** start of Given entries **

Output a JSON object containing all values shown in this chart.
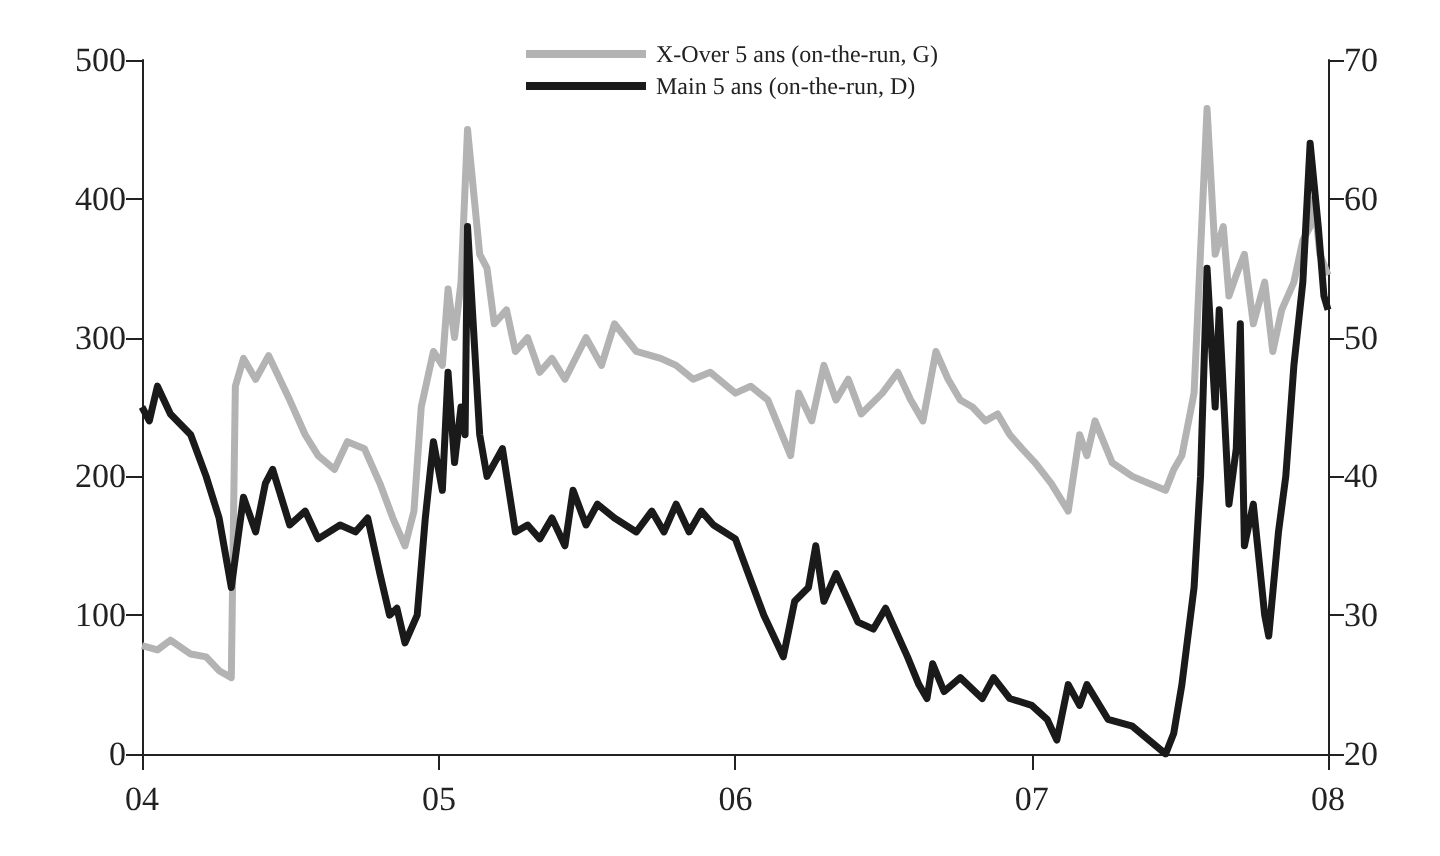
{
  "chart_data": {
    "type": "line",
    "legend": "top",
    "grid": false,
    "marker": "none",
    "line_style": "solid",
    "xlim": [
      "2004-01-01",
      "2008-01-01"
    ],
    "xticks": [
      {
        "value": "2004-01-01",
        "label": "04"
      },
      {
        "value": "2005-01-01",
        "label": "05"
      },
      {
        "value": "2006-01-01",
        "label": "06"
      },
      {
        "value": "2007-01-01",
        "label": "07"
      },
      {
        "value": "2008-01-01",
        "label": "08"
      }
    ],
    "ylim": [
      0,
      500
    ],
    "yticks": [
      0,
      100,
      200,
      300,
      400,
      500
    ],
    "y2lim": [
      20,
      70
    ],
    "y2ticks": [
      20,
      30,
      40,
      50,
      60,
      70
    ],
    "series": [
      {
        "name": "X-Over 5 ans (on-the-run, G)",
        "color": "#b3b3b3",
        "x": [
          "2004-01-01",
          "2004-01-20",
          "2004-02-05",
          "2004-03-01",
          "2004-03-20",
          "2004-04-05",
          "2004-04-20",
          "2004-04-25",
          "2004-05-05",
          "2004-05-20",
          "2004-06-05",
          "2004-07-01",
          "2004-07-20",
          "2004-08-05",
          "2004-08-25",
          "2004-09-10",
          "2004-10-01",
          "2004-10-20",
          "2004-11-05",
          "2004-11-20",
          "2004-12-01",
          "2004-12-10",
          "2004-12-25",
          "2005-01-05",
          "2005-01-12",
          "2005-01-20",
          "2005-01-28",
          "2005-02-05",
          "2005-02-20",
          "2005-03-01",
          "2005-03-10",
          "2005-03-25",
          "2005-04-05",
          "2005-04-20",
          "2005-05-05",
          "2005-05-20",
          "2005-06-05",
          "2005-07-01",
          "2005-07-20",
          "2005-08-05",
          "2005-09-01",
          "2005-10-01",
          "2005-10-20",
          "2005-11-10",
          "2005-12-01",
          "2006-01-01",
          "2006-01-20",
          "2006-02-10",
          "2006-03-10",
          "2006-03-20",
          "2006-04-05",
          "2006-04-20",
          "2006-05-05",
          "2006-05-20",
          "2006-06-05",
          "2006-07-01",
          "2006-07-20",
          "2006-08-05",
          "2006-08-20",
          "2006-09-05",
          "2006-09-20",
          "2006-10-05",
          "2006-10-20",
          "2006-11-05",
          "2006-11-20",
          "2006-12-05",
          "2006-12-20",
          "2007-01-05",
          "2007-01-25",
          "2007-02-15",
          "2007-03-01",
          "2007-03-10",
          "2007-03-20",
          "2007-04-10",
          "2007-05-05",
          "2007-05-25",
          "2007-06-15",
          "2007-06-25",
          "2007-07-05",
          "2007-07-20",
          "2007-08-05",
          "2007-08-15",
          "2007-08-25",
          "2007-09-01",
          "2007-09-10",
          "2007-09-20",
          "2007-10-01",
          "2007-10-15",
          "2007-10-25",
          "2007-11-05",
          "2007-11-20",
          "2007-12-01",
          "2007-12-10",
          "2007-12-15",
          "2007-12-22",
          "2008-01-01"
        ],
        "values": [
          78,
          75,
          82,
          72,
          70,
          60,
          55,
          265,
          285,
          270,
          287,
          255,
          230,
          215,
          205,
          225,
          220,
          195,
          170,
          150,
          175,
          250,
          290,
          280,
          335,
          300,
          340,
          450,
          360,
          350,
          310,
          320,
          290,
          300,
          275,
          285,
          270,
          300,
          280,
          310,
          290,
          285,
          280,
          270,
          275,
          260,
          265,
          255,
          215,
          260,
          240,
          280,
          255,
          270,
          245,
          260,
          275,
          255,
          240,
          290,
          270,
          255,
          250,
          240,
          245,
          230,
          220,
          210,
          195,
          175,
          230,
          215,
          240,
          210,
          200,
          195,
          190,
          205,
          215,
          260,
          465,
          360,
          380,
          330,
          345,
          360,
          310,
          340,
          290,
          320,
          340,
          370,
          380,
          400,
          360,
          345
        ]
      },
      {
        "name": "Main 5 ans (on-the-run, D)",
        "color": "#1a1a1a",
        "axis": "y2",
        "x": [
          "2004-01-01",
          "2004-01-10",
          "2004-01-20",
          "2004-02-05",
          "2004-03-01",
          "2004-03-20",
          "2004-04-05",
          "2004-04-20",
          "2004-05-05",
          "2004-05-20",
          "2004-06-01",
          "2004-06-10",
          "2004-07-01",
          "2004-07-20",
          "2004-08-05",
          "2004-09-01",
          "2004-09-20",
          "2004-10-05",
          "2004-10-20",
          "2004-11-01",
          "2004-11-10",
          "2004-11-20",
          "2004-12-05",
          "2004-12-15",
          "2004-12-25",
          "2005-01-05",
          "2005-01-12",
          "2005-01-20",
          "2005-01-28",
          "2005-02-02",
          "2005-02-05",
          "2005-02-20",
          "2005-03-01",
          "2005-03-20",
          "2005-04-05",
          "2005-04-20",
          "2005-05-05",
          "2005-05-20",
          "2005-06-05",
          "2005-06-15",
          "2005-07-01",
          "2005-07-15",
          "2005-08-05",
          "2005-09-01",
          "2005-09-20",
          "2005-10-05",
          "2005-10-20",
          "2005-11-05",
          "2005-11-20",
          "2005-12-05",
          "2006-01-01",
          "2006-01-20",
          "2006-02-05",
          "2006-03-01",
          "2006-03-15",
          "2006-04-01",
          "2006-04-10",
          "2006-04-20",
          "2006-05-05",
          "2006-06-01",
          "2006-06-20",
          "2006-07-05",
          "2006-08-01",
          "2006-08-15",
          "2006-08-25",
          "2006-09-01",
          "2006-09-15",
          "2006-10-05",
          "2006-11-01",
          "2006-11-15",
          "2006-12-05",
          "2007-01-01",
          "2007-01-20",
          "2007-02-01",
          "2007-02-15",
          "2007-03-01",
          "2007-03-10",
          "2007-04-05",
          "2007-05-05",
          "2007-06-15",
          "2007-06-25",
          "2007-07-05",
          "2007-07-20",
          "2007-07-28",
          "2007-08-05",
          "2007-08-15",
          "2007-08-20",
          "2007-09-01",
          "2007-09-10",
          "2007-09-15",
          "2007-09-20",
          "2007-10-01",
          "2007-10-15",
          "2007-10-20",
          "2007-11-01",
          "2007-11-10",
          "2007-11-20",
          "2007-12-01",
          "2007-12-10",
          "2007-12-20",
          "2007-12-27",
          "2008-01-01"
        ],
        "values": [
          45,
          44,
          46.5,
          44.5,
          43,
          40,
          37,
          32,
          38.5,
          36,
          39.5,
          40.5,
          36.5,
          37.5,
          35.5,
          36.5,
          36,
          37,
          33,
          30,
          30.5,
          28,
          30,
          37,
          42.5,
          39,
          47.5,
          41,
          45,
          43,
          58,
          43,
          40,
          42,
          36,
          36.5,
          35.5,
          37,
          35,
          39,
          36.5,
          38,
          37,
          36,
          37.5,
          36,
          38,
          36,
          37.5,
          36.5,
          35.5,
          32.5,
          30,
          27,
          31,
          32,
          35,
          31,
          33,
          29.5,
          29,
          30.5,
          27,
          25,
          24,
          26.5,
          24.5,
          25.5,
          24,
          25.5,
          24,
          23.5,
          22.5,
          21,
          25,
          23.5,
          25,
          22.5,
          22,
          20,
          21.5,
          25,
          32,
          40,
          55,
          45,
          52,
          38,
          42,
          51,
          35,
          38,
          30,
          28.5,
          36,
          40,
          48,
          54,
          64,
          58,
          53,
          52
        ]
      }
    ]
  }
}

** end of Given entries **

## [Description of the task]
Each line above that includes "label" counts once; state the total and nothing more.

## [Solution to this problem]
5